__PROVIDED DATA__
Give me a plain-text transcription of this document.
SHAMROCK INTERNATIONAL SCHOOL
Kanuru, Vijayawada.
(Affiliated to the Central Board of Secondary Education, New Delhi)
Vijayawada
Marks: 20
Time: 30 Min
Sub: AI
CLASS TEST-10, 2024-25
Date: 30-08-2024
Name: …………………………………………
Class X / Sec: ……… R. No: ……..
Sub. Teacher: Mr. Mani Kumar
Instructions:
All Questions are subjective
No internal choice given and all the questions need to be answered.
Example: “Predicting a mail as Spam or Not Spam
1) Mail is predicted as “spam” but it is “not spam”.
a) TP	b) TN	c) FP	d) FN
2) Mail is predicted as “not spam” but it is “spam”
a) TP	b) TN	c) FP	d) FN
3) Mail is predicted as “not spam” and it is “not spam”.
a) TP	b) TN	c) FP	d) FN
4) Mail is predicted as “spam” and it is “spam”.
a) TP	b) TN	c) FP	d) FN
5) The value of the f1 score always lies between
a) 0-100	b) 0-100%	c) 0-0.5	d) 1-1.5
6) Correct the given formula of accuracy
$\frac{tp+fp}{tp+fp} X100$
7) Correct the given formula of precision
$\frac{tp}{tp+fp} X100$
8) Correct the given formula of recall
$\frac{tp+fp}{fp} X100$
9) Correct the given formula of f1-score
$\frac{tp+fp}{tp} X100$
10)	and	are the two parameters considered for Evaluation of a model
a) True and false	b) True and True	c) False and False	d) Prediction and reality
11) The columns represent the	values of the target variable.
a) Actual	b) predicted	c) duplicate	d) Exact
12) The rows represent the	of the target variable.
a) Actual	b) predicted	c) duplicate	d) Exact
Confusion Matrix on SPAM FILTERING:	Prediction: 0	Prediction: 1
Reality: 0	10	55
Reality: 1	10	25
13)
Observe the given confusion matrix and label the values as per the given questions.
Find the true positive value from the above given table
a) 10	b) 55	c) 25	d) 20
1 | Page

__TASK STATEMENT__
Print the whole listing exactly as it is.

__ANSWER TO THIS EXERCISE__
Give me a plain-text transcription of this document.
SHAMROCK INTERNATIONAL SCHOOL
Kanuru, Vijayawada.
(Affiliated to the Central Board of Secondary Education, New Delhi)
Vijayawada
Marks: 20
Time: 30 Min
Sub: AI
CLASS TEST-10, 2024-25
Date: 30-08-2024
Name: …………………………………………
Class X / Sec: ……… R. No: ……..
Sub. Teacher: Mr. Mani Kumar
Instructions:
All Questions are subjective
No internal choice given and all the questions need to be answered.
Example: “Predicting a mail as Spam or Not Spam
1) Mail is predicted as “spam” but it is “not spam”.
a) TP	b) TN	c) FP	d) FN
2) Mail is predicted as “not spam” but it is “spam”
a) TP	b) TN	c) FP	d) FN
3) Mail is predicted as “not spam” and it is “not spam”.
a) TP	b) TN	c) FP	d) FN
4) Mail is predicted as “spam” and it is “spam”.
a) TP	b) TN	c) FP	d) FN
5) The value of the f1 score always lies between
a) 0-100	b) 0-100%	c) 0-0.5	d) 1-1.5
6) Correct the given formula of accuracy
$\frac{tp+fp}{tp+fp} X100$
7) Correct the given formula of precision
$\frac{tp}{tp+fp} X100$
8) Correct the given formula of recall
$\frac{tp+fp}{fp} X100$
9) Correct the given formula of f1-score
$\frac{tp+fp}{tp} X100$
10)	and	are the two parameters considered for Evaluation of a model
a) True and false	b) True and True	c) False and False	d) Prediction and reality
11) The columns represent the	values of the target variable.
a) Actual	b) predicted	c) duplicate	d) Exact
12) The rows represent the	of the target variable.
a) Actual	b) predicted	c) duplicate	d) Exact
Confusion Matrix on SPAM FILTERING:	Prediction: 0	Prediction: 1
Reality: 0	10	55
Reality: 1	10	25
13)
Observe the given confusion matrix and label the values as per the given questions.
Find the true positive value from the above given table
a) 10	b) 55	c) 25	d) 20
1 | Page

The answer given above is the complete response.